* _STATED PROBLEM_: Copy every line of the data below exactly as it is, without changing anything.

* _RECORDS SHOWN_:
----
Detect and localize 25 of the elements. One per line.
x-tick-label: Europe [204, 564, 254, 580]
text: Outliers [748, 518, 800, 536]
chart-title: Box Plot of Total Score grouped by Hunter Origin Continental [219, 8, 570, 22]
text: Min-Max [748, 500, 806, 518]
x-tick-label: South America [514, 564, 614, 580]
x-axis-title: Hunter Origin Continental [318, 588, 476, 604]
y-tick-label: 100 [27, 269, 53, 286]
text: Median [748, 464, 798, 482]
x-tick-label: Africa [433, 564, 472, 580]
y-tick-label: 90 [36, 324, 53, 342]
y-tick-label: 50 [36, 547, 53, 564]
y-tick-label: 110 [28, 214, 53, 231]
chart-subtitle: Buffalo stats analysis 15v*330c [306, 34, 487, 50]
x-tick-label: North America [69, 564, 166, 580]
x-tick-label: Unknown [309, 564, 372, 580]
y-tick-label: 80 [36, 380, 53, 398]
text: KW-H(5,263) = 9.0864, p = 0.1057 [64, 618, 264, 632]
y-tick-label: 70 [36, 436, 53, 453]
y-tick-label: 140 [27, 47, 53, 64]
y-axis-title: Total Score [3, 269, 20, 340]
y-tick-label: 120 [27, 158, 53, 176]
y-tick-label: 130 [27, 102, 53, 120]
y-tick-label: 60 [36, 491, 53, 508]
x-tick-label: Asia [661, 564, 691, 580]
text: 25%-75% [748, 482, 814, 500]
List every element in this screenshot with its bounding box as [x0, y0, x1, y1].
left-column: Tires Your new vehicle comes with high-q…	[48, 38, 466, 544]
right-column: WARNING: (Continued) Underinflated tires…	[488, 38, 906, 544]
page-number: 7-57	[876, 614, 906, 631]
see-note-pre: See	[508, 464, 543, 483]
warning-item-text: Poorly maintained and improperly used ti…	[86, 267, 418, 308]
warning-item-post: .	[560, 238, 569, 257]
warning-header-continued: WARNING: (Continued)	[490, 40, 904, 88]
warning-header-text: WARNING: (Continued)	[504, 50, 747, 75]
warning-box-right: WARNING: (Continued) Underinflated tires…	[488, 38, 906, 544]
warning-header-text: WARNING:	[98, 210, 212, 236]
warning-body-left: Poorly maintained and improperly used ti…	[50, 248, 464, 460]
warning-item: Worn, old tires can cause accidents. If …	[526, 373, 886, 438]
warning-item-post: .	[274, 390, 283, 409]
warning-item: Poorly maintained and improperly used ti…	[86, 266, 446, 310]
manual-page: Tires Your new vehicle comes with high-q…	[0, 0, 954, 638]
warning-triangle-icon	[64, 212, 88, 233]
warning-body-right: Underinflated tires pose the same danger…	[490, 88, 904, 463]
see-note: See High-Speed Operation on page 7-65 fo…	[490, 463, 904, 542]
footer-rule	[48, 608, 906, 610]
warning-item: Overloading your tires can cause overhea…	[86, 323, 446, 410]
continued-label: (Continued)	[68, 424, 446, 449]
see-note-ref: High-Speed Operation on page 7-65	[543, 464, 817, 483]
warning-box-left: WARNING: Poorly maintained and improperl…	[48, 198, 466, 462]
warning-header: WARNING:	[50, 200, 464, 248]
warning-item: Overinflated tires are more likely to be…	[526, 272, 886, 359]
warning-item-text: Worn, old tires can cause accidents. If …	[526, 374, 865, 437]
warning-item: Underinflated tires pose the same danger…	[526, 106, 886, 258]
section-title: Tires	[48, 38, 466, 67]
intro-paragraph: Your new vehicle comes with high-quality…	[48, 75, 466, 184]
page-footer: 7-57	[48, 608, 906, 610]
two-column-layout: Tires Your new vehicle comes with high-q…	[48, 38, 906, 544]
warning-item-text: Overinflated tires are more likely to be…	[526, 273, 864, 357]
----
* _WORKED ANSWER_:
Detect and localize 25 of the elements. One per line.
x-tick-label: Europe [204, 564, 254, 580]
text: Outliers [748, 518, 800, 536]
chart-title: Box Plot of Total Score grouped by Hunter Origin Continental [219, 8, 570, 22]
text: Min-Max [748, 500, 806, 518]
x-tick-label: South America [514, 564, 614, 580]
x-axis-title: Hunter Origin Continental [318, 588, 476, 604]
y-tick-label: 100 [27, 269, 53, 286]
text: Median [748, 464, 798, 482]
x-tick-label: Africa [433, 564, 472, 580]
y-tick-label: 90 [36, 324, 53, 342]
y-tick-label: 50 [36, 547, 53, 564]
y-tick-label: 110 [28, 214, 53, 231]
chart-subtitle: Buffalo stats analysis 15v*330c [306, 34, 487, 50]
x-tick-label: North America [69, 564, 166, 580]
x-tick-label: Unknown [309, 564, 372, 580]
y-tick-label: 80 [36, 380, 53, 398]
text: KW-H(5,263) = 9.0864, p = 0.1057 [64, 618, 264, 632]
y-tick-label: 70 [36, 436, 53, 453]
y-tick-label: 140 [27, 47, 53, 64]
y-axis-title: Total Score [3, 269, 20, 340]
y-tick-label: 120 [27, 158, 53, 176]
y-tick-label: 130 [27, 102, 53, 120]
y-tick-label: 60 [36, 491, 53, 508]
x-tick-label: Asia [661, 564, 691, 580]
text: 25%-75% [748, 482, 814, 500]
List every element in this screenshot with its bounding box as [x0, y0, x1, y1].
left-column: Tires Your new vehicle comes with high-q…	[48, 38, 466, 544]
right-column: WARNING: (Continued) Underinflated tires…	[488, 38, 906, 544]
page-number: 7-57	[876, 614, 906, 631]
see-note-pre: See	[508, 464, 543, 483]
warning-item-text: Poorly maintained and improperly used ti…	[86, 267, 418, 308]
warning-item-post: .	[560, 238, 569, 257]
warning-header-continued: WARNING: (Continued)	[490, 40, 904, 88]
warning-header-text: WARNING: (Continued)	[504, 50, 747, 75]
warning-box-right: WARNING: (Continued) Underinflated tires…	[488, 38, 906, 544]
warning-header-text: WARNING:	[98, 210, 212, 236]
warning-body-left: Poorly maintained and improperly used ti…	[50, 248, 464, 460]
warning-item: Worn, old tires can cause accidents. If …	[526, 373, 886, 438]
warning-item-post: .	[274, 390, 283, 409]
warning-item: Poorly maintained and improperly used ti…	[86, 266, 446, 310]
manual-page: Tires Your new vehicle comes with high-q…	[0, 0, 954, 638]
warning-triangle-icon	[64, 212, 88, 233]
warning-body-right: Underinflated tires pose the same danger…	[490, 88, 904, 463]
see-note: See High-Speed Operation on page 7-65 fo…	[490, 463, 904, 542]
footer-rule	[48, 608, 906, 610]
warning-item: Overloading your tires can cause overhea…	[86, 323, 446, 410]
continued-label: (Continued)	[68, 424, 446, 449]
see-note-ref: High-Speed Operation on page 7-65	[543, 464, 817, 483]
warning-box-left: WARNING: Poorly maintained and improperl…	[48, 198, 466, 462]
warning-header: WARNING:	[50, 200, 464, 248]
warning-item: Overinflated tires are more likely to be…	[526, 272, 886, 359]
warning-item-text: Worn, old tires can cause accidents. If …	[526, 374, 865, 437]
warning-item: Underinflated tires pose the same danger…	[526, 106, 886, 258]
section-title: Tires	[48, 38, 466, 67]
intro-paragraph: Your new vehicle comes with high-quality…	[48, 75, 466, 184]
page-footer: 7-57	[48, 608, 906, 610]
two-column-layout: Tires Your new vehicle comes with high-q…	[48, 38, 906, 544]
warning-item-text: Overinflated tires are more likely to be…	[526, 273, 864, 357]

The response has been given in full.